[Source records]
────────

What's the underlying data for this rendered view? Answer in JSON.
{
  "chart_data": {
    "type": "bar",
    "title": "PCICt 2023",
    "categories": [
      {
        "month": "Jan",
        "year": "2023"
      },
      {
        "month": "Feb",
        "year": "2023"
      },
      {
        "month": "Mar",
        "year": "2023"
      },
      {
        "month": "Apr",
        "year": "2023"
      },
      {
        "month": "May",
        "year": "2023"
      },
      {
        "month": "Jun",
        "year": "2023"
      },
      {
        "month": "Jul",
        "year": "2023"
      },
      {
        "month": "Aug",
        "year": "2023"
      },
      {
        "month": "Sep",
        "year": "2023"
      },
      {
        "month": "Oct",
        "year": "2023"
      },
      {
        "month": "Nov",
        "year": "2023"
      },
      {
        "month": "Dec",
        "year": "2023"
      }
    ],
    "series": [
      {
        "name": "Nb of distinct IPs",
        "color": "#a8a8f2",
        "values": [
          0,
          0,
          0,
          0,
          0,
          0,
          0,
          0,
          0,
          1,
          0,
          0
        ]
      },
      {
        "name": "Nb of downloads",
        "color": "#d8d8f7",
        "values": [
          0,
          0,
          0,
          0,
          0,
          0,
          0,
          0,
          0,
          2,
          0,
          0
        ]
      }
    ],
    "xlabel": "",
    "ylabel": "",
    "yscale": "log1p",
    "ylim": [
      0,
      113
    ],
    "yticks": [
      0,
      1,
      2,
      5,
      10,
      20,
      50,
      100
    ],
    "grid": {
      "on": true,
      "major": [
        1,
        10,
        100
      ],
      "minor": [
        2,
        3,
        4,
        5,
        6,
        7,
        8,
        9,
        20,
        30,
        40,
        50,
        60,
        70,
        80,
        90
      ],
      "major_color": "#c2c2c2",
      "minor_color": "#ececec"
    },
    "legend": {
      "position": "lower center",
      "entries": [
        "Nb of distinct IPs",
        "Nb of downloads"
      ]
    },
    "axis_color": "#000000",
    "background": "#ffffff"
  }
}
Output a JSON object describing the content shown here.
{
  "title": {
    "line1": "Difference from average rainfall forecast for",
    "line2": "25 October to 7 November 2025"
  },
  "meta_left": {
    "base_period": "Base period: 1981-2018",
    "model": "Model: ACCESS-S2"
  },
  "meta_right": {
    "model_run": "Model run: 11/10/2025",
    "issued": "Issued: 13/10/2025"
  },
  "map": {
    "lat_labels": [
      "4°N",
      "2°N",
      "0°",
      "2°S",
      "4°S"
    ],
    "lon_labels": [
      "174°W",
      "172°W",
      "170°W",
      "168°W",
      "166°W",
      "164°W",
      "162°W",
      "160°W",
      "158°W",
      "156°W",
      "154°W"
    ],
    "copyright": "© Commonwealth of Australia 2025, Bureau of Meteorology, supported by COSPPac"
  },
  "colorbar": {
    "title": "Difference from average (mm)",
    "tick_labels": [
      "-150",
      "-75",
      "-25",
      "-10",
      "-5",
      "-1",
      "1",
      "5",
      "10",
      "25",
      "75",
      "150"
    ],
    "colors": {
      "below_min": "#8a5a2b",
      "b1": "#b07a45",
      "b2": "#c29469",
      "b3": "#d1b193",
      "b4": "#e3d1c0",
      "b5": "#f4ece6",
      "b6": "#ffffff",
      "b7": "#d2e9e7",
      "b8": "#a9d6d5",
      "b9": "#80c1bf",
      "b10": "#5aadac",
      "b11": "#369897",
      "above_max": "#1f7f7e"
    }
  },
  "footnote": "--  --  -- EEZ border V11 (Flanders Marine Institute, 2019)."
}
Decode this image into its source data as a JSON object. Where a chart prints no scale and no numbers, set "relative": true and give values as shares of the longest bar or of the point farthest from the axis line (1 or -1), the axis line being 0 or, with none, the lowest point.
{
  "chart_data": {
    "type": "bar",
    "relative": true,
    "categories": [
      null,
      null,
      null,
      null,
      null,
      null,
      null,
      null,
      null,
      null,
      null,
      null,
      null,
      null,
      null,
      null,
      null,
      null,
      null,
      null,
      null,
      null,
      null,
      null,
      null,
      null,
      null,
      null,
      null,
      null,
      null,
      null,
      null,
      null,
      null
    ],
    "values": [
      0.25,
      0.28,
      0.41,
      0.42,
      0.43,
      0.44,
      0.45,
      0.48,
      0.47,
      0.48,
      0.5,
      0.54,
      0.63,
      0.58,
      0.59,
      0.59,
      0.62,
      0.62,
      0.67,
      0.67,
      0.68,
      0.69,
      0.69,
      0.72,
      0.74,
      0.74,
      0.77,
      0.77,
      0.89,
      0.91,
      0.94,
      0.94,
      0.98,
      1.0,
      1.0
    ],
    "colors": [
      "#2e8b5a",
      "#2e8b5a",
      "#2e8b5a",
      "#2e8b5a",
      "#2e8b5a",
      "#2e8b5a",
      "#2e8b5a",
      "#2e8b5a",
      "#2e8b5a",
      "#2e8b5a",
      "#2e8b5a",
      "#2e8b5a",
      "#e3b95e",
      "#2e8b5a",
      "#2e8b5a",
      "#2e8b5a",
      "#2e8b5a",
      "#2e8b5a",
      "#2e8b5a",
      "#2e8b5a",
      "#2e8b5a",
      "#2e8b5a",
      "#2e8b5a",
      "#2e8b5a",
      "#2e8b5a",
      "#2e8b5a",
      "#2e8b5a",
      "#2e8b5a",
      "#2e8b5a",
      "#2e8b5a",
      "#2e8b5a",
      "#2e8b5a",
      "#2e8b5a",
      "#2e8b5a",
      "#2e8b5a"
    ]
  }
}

────────

> TASK REQUIREMENTS
All lines that include "average" are to be gathered and copied.

> THE RESPONSE
    "line1": "Difference from average rainfall forecast for",
    "title": "Difference from average (mm)",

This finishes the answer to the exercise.